#### Required work
Your task is to transcribe the data in full.

***** Material

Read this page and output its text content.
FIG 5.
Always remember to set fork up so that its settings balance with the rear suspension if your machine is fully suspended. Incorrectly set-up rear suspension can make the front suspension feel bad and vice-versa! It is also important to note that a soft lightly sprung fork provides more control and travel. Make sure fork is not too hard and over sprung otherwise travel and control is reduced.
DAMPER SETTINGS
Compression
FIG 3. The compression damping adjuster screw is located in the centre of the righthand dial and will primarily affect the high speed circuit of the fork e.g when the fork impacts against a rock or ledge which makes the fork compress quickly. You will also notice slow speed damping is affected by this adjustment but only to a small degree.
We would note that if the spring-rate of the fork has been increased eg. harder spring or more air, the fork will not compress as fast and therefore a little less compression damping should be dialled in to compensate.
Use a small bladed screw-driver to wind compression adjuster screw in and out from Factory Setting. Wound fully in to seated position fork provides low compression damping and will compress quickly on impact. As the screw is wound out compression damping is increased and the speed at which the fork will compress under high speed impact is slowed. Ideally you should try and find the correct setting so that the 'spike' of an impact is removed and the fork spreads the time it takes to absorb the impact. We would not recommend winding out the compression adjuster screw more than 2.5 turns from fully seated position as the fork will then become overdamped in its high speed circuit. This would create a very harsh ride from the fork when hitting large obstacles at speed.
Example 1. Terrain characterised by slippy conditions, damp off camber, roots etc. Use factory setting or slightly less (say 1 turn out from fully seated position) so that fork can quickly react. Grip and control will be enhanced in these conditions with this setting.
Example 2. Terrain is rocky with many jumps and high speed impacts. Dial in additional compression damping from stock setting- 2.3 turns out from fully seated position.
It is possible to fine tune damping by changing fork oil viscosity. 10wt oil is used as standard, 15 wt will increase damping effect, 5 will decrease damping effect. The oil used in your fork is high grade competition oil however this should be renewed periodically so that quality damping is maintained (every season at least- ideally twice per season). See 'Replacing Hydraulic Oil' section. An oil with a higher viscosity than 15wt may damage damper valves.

**********

#### Finished exercise
Read this page and output its text content.
FIG 5.
Always remember to set fork up so that its settings balance with the rear suspension if your machine is fully suspended. Incorrectly set-up rear suspension can make the front suspension feel bad and vice-versa! It is also important to note that a soft lightly sprung fork provides more control and travel. Make sure fork is not too hard and over sprung otherwise travel and control is reduced.
DAMPER SETTINGS
Compression
FIG 3. The compression damping adjuster screw is located in the centre of the righthand dial and will primarily affect the high speed circuit of the fork e.g when the fork impacts against a rock or ledge which makes the fork compress quickly. You will also notice slow speed damping is affected by this adjustment but only to a small degree.
We would note that if the spring-rate of the fork has been increased eg. harder spring or more air, the fork will not compress as fast and therefore a little less compression damping should be dialled in to compensate.
Use a small bladed screw-driver to wind compression adjuster screw in and out from Factory Setting. Wound fully in to seated position fork provides low compression damping and will compress quickly on impact. As the screw is wound out compression damping is increased and the speed at which the fork will compress under high speed impact is slowed. Ideally you should try and find the correct setting so that the 'spike' of an impact is removed and the fork spreads the time it takes to absorb the impact. We would not recommend winding out the compression adjuster screw more than 2.5 turns from fully seated position as the fork will then become overdamped in its high speed circuit. This would create a very harsh ride from the fork when hitting large obstacles at speed.
Example 1. Terrain characterised by slippy conditions, damp off camber, roots etc. Use factory setting or slightly less (say 1 turn out from fully seated position) so that fork can quickly react. Grip and control will be enhanced in these conditions with this setting.
Example 2. Terrain is rocky with many jumps and high speed impacts. Dial in additional compression damping from stock setting- 2.3 turns out from fully seated position.
It is possible to fine tune damping by changing fork oil viscosity. 10wt oil is used as standard, 15 wt will increase damping effect, 5 will decrease damping effect. The oil used in your fork is high grade competition oil however this should be renewed periodically so that quality damping is maintained (every season at least- ideally twice per season). See 'Replacing Hydraulic Oil' section. An oil with a higher viscosity than 15wt may damage damper valves.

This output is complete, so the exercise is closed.